EXERCISE TASK:
Whenever a line below holds the word "Sekunde", copy that line.

DATASET RECORDS:

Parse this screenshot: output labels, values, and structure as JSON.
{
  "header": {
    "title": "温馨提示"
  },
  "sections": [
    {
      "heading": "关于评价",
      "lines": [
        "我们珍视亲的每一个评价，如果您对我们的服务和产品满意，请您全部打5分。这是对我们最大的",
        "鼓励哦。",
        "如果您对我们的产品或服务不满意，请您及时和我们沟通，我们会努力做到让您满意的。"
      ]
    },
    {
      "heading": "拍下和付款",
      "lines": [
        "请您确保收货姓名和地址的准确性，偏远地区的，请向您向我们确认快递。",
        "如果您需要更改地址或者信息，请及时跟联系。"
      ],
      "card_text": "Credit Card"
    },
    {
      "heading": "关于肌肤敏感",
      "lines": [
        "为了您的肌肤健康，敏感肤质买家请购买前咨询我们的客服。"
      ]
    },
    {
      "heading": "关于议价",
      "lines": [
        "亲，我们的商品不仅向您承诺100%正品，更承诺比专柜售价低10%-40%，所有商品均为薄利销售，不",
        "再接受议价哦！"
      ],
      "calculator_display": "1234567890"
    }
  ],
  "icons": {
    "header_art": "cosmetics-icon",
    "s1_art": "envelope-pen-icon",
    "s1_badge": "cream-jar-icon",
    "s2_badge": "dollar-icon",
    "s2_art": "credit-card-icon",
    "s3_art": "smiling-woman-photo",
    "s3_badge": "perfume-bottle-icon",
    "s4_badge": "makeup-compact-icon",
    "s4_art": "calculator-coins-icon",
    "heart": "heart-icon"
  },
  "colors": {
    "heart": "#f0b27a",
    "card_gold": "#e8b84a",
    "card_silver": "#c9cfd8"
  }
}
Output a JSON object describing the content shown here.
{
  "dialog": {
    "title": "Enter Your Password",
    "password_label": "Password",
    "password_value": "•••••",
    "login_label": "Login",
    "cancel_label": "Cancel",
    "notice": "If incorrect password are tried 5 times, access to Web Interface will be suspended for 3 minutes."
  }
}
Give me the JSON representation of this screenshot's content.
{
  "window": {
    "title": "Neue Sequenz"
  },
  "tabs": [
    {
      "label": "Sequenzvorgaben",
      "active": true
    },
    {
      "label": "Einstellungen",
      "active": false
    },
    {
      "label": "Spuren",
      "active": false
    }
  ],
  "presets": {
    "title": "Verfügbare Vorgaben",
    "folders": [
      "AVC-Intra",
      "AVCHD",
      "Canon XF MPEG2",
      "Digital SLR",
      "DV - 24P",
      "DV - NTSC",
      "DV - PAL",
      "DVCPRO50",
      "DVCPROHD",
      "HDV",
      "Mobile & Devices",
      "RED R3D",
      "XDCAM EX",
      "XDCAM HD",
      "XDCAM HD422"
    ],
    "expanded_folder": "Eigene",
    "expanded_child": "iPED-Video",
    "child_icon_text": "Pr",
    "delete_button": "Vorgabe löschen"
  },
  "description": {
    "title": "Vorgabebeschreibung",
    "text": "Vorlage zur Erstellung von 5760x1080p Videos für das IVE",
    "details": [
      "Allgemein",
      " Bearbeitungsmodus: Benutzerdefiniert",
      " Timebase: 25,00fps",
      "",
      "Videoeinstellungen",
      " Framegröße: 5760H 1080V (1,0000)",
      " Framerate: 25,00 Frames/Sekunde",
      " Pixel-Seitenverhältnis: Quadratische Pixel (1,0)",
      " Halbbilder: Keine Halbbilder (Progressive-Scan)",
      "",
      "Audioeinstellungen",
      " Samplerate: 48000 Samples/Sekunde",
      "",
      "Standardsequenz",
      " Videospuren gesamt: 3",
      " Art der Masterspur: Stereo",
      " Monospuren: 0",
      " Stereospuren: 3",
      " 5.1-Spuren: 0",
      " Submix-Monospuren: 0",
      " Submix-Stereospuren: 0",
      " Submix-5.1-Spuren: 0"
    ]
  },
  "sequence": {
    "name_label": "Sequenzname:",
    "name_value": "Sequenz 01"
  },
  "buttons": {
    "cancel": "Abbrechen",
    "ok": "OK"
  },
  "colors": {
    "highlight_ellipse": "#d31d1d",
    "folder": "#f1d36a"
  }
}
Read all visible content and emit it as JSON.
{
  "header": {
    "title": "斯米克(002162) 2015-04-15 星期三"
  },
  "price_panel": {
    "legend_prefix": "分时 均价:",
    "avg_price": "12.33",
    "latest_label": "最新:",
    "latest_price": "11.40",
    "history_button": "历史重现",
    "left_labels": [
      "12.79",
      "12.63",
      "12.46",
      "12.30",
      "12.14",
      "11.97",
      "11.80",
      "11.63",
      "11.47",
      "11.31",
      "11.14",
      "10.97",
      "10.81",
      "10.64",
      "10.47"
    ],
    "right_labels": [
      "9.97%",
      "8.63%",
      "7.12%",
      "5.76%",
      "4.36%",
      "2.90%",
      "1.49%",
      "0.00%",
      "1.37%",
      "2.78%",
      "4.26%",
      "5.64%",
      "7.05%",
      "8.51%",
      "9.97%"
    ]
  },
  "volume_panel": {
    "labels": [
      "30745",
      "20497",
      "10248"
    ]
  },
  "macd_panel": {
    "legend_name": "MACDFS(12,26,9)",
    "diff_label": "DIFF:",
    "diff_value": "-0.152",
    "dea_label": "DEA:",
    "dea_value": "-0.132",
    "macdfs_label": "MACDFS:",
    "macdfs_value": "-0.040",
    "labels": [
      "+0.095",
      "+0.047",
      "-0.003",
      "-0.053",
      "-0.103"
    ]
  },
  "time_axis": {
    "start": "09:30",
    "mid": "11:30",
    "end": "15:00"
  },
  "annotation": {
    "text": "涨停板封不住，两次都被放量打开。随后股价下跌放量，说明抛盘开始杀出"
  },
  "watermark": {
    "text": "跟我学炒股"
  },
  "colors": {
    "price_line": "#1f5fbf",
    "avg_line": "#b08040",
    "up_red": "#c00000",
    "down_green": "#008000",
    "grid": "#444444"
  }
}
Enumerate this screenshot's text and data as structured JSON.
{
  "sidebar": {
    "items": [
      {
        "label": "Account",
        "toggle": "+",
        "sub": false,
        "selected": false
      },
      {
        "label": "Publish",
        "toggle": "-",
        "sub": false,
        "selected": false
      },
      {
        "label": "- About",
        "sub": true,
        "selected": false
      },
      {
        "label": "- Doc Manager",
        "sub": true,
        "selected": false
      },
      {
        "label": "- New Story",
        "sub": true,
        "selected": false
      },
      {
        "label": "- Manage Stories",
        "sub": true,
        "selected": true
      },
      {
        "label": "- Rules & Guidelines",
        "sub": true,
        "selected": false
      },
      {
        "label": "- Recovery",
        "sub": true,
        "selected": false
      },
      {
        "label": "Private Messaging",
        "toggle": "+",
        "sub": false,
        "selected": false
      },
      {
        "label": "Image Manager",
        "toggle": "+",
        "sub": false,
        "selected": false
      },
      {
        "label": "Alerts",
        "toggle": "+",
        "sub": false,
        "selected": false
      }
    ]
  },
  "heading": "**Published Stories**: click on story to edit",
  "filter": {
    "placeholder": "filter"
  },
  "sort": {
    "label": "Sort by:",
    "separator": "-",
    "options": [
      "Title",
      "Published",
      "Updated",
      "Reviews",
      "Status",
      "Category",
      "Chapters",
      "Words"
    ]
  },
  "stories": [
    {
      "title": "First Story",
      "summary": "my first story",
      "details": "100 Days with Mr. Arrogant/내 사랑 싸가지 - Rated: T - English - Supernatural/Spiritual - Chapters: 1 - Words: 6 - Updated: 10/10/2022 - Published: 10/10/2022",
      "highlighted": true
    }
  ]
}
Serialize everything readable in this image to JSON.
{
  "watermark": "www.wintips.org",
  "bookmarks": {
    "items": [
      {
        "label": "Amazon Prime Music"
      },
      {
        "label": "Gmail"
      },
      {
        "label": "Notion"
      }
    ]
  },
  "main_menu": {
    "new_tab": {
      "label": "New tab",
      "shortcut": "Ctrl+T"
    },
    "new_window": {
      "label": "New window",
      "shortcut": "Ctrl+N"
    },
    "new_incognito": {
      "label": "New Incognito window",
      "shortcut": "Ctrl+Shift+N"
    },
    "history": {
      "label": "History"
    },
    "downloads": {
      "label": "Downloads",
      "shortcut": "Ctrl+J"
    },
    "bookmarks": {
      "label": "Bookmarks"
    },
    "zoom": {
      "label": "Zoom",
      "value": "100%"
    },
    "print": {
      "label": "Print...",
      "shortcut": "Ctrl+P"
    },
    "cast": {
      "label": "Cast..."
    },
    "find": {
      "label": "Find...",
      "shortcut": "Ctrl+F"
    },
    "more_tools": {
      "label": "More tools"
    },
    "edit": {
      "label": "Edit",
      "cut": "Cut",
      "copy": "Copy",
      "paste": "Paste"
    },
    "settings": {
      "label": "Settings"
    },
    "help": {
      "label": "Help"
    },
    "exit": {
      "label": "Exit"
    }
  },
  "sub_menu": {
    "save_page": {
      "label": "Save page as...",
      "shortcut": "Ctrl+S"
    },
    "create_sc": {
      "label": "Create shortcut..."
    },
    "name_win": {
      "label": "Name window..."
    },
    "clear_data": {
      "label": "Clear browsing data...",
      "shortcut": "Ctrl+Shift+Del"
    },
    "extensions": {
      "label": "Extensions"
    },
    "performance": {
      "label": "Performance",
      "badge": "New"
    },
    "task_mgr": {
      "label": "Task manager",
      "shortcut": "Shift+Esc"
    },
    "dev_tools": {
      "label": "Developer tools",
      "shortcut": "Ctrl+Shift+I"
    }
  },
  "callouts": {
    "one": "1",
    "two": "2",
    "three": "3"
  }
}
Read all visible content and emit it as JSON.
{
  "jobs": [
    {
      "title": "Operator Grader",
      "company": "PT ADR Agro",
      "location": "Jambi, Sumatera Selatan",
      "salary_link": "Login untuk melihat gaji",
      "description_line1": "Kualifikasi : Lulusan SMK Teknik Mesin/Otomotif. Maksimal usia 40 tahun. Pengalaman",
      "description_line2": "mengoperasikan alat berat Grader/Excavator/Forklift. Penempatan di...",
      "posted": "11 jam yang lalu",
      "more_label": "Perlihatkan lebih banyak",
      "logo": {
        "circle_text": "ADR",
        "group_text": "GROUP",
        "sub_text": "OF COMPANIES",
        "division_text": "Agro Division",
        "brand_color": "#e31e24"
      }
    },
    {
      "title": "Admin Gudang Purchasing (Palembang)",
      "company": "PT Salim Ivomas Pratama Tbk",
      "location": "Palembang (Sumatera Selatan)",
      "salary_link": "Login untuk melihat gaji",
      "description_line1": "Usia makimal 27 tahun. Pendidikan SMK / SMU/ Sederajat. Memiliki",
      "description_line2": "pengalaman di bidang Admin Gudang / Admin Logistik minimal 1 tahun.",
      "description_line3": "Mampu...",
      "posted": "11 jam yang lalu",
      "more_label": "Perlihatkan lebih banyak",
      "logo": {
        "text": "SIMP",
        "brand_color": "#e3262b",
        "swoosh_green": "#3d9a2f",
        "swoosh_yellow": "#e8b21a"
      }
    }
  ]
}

EXPECTED OUTPUT:
      " Framerate: 25,00 Frames/Sekunde",
      " Samplerate: 48000 Samples/Sekunde",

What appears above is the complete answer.